_Document text_
For another age and cultural milieu, I could have been. But in this one? Forget it. Anything I might want out of a relationship I can’t get out of one, even if I somehow manage to make myself okay with the infinite list of painful things that I do get out of one but desperately don’t want.

Modern relationships are structured precisely as “all of the things I least want out of life, and that will cause me pain, with none of the things I actually desire.”

So no, I’m not going to go “find love.” Just not. Because what gets called “love” these days is not something I need, and what I’d call “love” is not on offer and hasn’t been for fifty years at least.

It’s late and dark and quiet and I’m in a foreign land.

— § —

Does everyone feel as though they live entirely out of context by the time they reach my age? Because I feel as though I live entirely out of context.

This city is foreign to me.
This house is foreign to me.
This room is foreign to me.
This desk is foreign to me.
My own body is foreign to me.
My own mind is foreign to me.

I feel like a traveler. Not the traveler passing through, still seduced by the novelty of his environs and the local folk around him, secure in the knowledge that tomorrow I’ll leave them all behind, but rather the traveler who became embroiled.

The traveler who paused just slightly too long—and as a result is on year twenty of his vacation, still waiting to pull up stakes and move on, someday.

— § —

They say you can’t live your life waiting for life to begin.

But what does it look like to live without waiting? I can’t conceive of it.

Everything about our time and our place and our people is about waiting for rain, waiting for mana, waiting for the page to turn, biding time and doing the things that must be done if the breath is ever to be exhaled—if the journey is to continue.

Only it doesn’t.

— § —

Wrong turns happen.

When you’re young, they’re innocent enough things; you backtrack a bit and return to the intended road.

Then, at some point when you’re older, you realize that wrong turns have begun to accumulate; that it’s been some time since you saw the map—you don’t know quite where it is in your luggage. Maybe you put it back in your backpack? Maybe it’s in the pocket somewhere in your things? Maybe you’ve stowed it in your wallet, or in your laptop sleeve, or maybe it’s in the glovebox.

Maybe, maybe, maybe.

There’s no time to look for it just now, you’ll find it later, at the next opportunity, at the Next Great Unpacking which never comes, and anyway, it probably won’t matter because so many wrong turns have been taken by now that you’re hopelessly lost.

You’d stare at it and try to intuit where you are but in truth you could be anywhere in an eight square inch area covering cities and lakes and deserts and borders.

_Dataset extract_
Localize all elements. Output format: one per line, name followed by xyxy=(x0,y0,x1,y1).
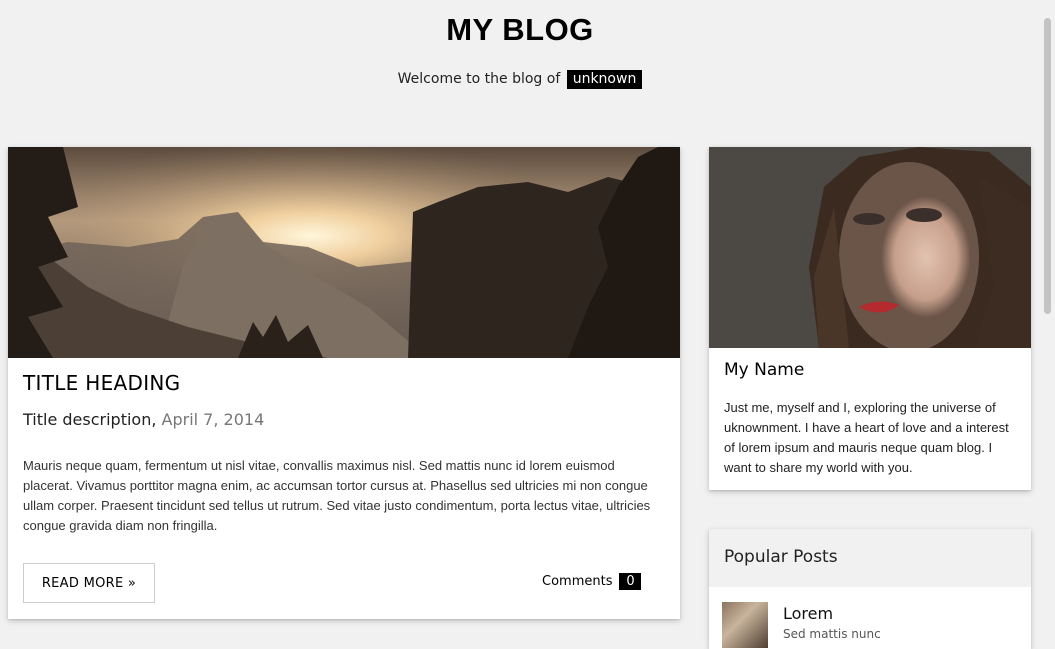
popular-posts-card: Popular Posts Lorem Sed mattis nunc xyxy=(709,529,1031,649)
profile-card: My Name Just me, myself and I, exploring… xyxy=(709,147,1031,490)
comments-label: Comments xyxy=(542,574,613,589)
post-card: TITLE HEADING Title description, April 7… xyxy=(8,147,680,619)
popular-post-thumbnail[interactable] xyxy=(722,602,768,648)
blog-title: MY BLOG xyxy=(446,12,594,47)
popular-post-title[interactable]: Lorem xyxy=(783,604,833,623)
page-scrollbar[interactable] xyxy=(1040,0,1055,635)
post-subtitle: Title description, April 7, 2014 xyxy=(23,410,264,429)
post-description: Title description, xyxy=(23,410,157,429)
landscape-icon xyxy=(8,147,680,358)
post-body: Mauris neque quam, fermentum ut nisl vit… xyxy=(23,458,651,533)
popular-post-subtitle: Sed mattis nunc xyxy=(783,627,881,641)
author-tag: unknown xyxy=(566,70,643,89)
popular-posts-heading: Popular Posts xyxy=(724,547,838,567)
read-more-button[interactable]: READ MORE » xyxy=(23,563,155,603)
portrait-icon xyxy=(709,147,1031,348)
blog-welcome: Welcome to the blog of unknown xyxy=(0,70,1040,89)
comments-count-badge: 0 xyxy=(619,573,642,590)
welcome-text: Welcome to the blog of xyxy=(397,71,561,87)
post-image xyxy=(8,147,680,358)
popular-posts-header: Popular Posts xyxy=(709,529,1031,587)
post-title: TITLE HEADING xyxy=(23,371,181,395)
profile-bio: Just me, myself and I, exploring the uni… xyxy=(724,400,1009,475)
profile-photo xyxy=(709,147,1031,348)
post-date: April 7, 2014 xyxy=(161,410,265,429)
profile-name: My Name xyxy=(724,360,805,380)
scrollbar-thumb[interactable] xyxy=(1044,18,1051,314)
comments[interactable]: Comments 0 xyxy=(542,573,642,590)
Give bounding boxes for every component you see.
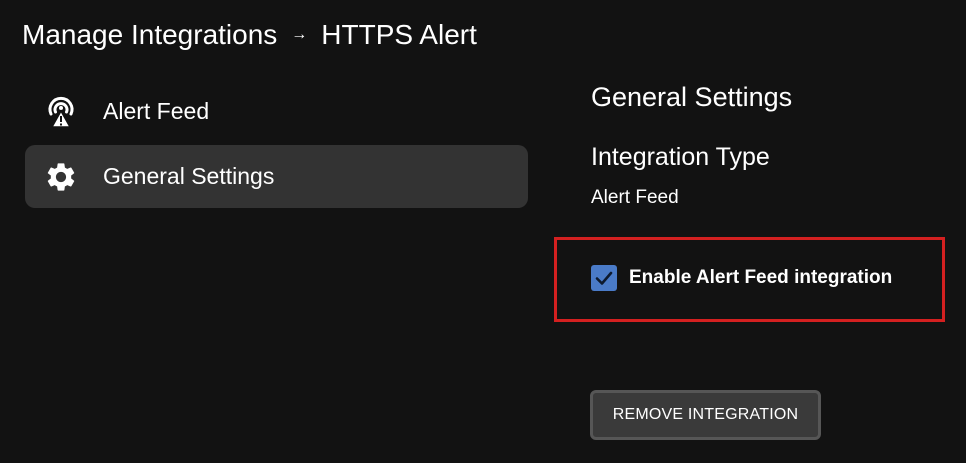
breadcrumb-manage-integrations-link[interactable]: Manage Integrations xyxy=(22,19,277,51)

_What the task requires_
Continue the personal essay about feeling out of place and lost after many wrong turns, beginning immediately after its final sentence.

_Response below_
When you were younger, you’d stop and ask for directions, but at some point you gave that up; every time you asked someone, the directions were different, the names were different, the answers did nothing to resolve the questions that you raised.

Where is the GPS for the roads that you travel in your own biography?

— § —

It’s August 2020 and I’m out of context.

There’s an episode of Northern Exposure in which the problem of living out of context is discussed. When I was younger, I had no idea what this meant.

The words washed over me in the way that words sometimes do; you intuit a bit of this and a bit of that and the result is a kind of pastiche of meaningfulness that satiates for the moment without doing any particular damage to your worldview.

Now—now I understand the concept.

When you’re young, giants walk the earth and you’re one of them. You can see as far as the horizon in any direction; you can spot every landmark at a glance.

Ideas and decisions flow, and the symphony of your life plays out naturally, as though nothing could be otherwise.

But you’re only a giant so long as the things around you are smaller than you are, ready to hand, familiar. As the architecture of time and biography rises around you, it is you that seems progressively smaller, until your view is blocked on all sides by new, concrete and glass giants of contingency and history.

You wander and you peer, and at length you pick a little corner to dwell in, to create well-worn paths in, to avoid getting lost in—the same way a traveler tends to stay within a few blocks of his hotel while in town.

Only it’s August 2020 and I’ve been in town for two decades at least.

— § —

What would it look like now for life to begin?

If the world were suddenly to open to me—if the student loans disappeared and the children were grown and all the questions were settled and the floors were swept and I had open vistas again around me, could see all the way to the horizon once more—

What would I do?

I can’t even be sure.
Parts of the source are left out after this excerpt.